Provided information:
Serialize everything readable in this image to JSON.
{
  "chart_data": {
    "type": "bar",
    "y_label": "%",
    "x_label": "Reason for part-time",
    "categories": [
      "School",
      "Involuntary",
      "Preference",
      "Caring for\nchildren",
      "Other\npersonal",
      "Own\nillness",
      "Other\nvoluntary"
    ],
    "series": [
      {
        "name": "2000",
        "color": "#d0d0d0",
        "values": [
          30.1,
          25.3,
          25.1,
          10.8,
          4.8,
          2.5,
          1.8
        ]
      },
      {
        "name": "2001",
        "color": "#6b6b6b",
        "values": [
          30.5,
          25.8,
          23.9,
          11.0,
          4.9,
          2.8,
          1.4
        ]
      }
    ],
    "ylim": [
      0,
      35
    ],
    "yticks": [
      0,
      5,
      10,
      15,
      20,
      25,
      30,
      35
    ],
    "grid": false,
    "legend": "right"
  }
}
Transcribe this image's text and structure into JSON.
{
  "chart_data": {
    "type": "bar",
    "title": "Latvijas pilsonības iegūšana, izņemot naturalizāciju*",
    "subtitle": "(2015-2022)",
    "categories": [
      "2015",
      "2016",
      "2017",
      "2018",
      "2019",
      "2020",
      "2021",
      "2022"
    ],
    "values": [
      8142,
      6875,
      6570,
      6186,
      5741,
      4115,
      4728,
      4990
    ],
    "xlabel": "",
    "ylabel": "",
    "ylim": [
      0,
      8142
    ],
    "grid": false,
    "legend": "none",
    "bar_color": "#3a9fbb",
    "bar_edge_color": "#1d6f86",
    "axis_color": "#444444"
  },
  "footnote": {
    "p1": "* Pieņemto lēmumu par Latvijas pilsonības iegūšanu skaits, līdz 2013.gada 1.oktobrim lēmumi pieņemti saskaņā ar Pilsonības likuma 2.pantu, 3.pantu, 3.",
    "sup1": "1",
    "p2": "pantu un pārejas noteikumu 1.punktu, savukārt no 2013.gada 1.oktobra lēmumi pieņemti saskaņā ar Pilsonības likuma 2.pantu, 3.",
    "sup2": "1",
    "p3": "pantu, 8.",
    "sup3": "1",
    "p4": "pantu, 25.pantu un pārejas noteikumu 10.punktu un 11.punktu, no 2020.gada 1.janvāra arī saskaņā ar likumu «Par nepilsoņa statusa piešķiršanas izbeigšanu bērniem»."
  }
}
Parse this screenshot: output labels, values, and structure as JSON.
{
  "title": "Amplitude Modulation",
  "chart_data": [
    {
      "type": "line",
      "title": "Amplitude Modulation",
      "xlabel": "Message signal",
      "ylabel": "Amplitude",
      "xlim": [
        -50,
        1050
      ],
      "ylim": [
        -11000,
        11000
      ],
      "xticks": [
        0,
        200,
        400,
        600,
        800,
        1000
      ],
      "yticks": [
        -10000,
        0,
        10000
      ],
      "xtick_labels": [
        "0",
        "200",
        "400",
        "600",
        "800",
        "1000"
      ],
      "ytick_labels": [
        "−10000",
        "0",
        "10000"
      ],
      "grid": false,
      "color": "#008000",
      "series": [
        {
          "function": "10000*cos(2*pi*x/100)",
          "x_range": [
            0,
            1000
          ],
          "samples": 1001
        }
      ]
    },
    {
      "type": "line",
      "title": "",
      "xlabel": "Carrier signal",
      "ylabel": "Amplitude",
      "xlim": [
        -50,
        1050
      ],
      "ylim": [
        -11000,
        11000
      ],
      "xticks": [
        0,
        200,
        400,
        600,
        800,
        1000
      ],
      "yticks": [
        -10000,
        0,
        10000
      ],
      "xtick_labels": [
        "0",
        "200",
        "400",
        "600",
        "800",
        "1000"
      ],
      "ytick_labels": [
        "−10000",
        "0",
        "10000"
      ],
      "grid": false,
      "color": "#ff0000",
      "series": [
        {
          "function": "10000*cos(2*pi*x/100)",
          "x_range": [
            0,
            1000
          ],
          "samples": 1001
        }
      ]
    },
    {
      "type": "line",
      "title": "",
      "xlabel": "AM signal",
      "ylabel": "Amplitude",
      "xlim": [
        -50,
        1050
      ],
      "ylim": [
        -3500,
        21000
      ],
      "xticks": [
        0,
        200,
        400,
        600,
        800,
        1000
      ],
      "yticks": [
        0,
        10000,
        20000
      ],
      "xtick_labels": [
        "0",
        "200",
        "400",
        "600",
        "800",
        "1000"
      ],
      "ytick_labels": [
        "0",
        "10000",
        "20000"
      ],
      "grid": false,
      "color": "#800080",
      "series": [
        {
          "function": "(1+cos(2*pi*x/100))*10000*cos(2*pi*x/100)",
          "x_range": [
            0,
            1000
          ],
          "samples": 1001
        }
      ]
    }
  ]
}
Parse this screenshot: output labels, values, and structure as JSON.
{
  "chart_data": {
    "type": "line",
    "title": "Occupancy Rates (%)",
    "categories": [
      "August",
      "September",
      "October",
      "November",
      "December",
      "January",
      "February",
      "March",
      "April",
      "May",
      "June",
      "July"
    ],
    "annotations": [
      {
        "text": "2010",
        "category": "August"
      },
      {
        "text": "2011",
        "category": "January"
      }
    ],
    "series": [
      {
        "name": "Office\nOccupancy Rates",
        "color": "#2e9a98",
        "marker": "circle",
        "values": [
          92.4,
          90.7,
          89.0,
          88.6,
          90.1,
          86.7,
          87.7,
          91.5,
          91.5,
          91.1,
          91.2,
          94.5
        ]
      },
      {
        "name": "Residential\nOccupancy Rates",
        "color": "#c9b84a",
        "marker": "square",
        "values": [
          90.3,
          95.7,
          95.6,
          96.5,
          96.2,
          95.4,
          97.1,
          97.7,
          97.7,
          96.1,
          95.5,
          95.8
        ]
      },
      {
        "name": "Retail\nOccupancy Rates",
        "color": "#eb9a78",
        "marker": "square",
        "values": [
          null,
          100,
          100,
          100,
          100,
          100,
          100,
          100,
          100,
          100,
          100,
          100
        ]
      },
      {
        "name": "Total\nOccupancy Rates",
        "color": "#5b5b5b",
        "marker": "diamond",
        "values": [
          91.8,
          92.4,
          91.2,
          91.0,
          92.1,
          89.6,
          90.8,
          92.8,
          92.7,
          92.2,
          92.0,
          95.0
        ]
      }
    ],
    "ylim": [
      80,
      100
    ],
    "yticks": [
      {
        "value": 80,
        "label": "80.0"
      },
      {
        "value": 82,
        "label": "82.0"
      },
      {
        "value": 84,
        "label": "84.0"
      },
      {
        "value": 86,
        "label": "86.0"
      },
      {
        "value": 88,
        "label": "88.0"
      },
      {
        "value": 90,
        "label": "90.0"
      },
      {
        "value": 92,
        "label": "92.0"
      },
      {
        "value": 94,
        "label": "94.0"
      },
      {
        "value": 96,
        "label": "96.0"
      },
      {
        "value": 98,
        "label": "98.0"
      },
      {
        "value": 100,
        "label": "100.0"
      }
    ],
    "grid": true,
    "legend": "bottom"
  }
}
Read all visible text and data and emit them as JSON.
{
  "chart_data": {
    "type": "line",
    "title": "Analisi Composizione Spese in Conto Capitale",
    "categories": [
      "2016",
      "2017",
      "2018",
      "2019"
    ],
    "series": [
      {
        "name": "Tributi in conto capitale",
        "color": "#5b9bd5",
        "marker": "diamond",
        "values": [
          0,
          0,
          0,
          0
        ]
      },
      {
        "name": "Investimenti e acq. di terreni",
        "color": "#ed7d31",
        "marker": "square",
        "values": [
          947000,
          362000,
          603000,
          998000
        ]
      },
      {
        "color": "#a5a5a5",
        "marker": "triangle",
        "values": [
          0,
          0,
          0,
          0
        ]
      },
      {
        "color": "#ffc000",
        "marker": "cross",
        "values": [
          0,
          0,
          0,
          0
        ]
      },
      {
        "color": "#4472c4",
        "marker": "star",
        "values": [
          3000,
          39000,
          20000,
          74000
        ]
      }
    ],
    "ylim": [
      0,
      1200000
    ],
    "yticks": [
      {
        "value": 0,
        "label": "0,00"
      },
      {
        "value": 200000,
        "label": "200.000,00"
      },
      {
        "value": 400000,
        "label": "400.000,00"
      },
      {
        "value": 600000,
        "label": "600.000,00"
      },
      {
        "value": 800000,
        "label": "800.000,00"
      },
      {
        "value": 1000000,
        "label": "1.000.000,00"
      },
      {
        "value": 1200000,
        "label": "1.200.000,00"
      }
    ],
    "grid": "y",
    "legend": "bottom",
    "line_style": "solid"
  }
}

Exercise requirements: Pull out each line containing the word "legend" and copy it.

Solution to this task:
    "legend": "right"
    "legend": "none",
    "legend": "bottom"
    "legend": "bottom",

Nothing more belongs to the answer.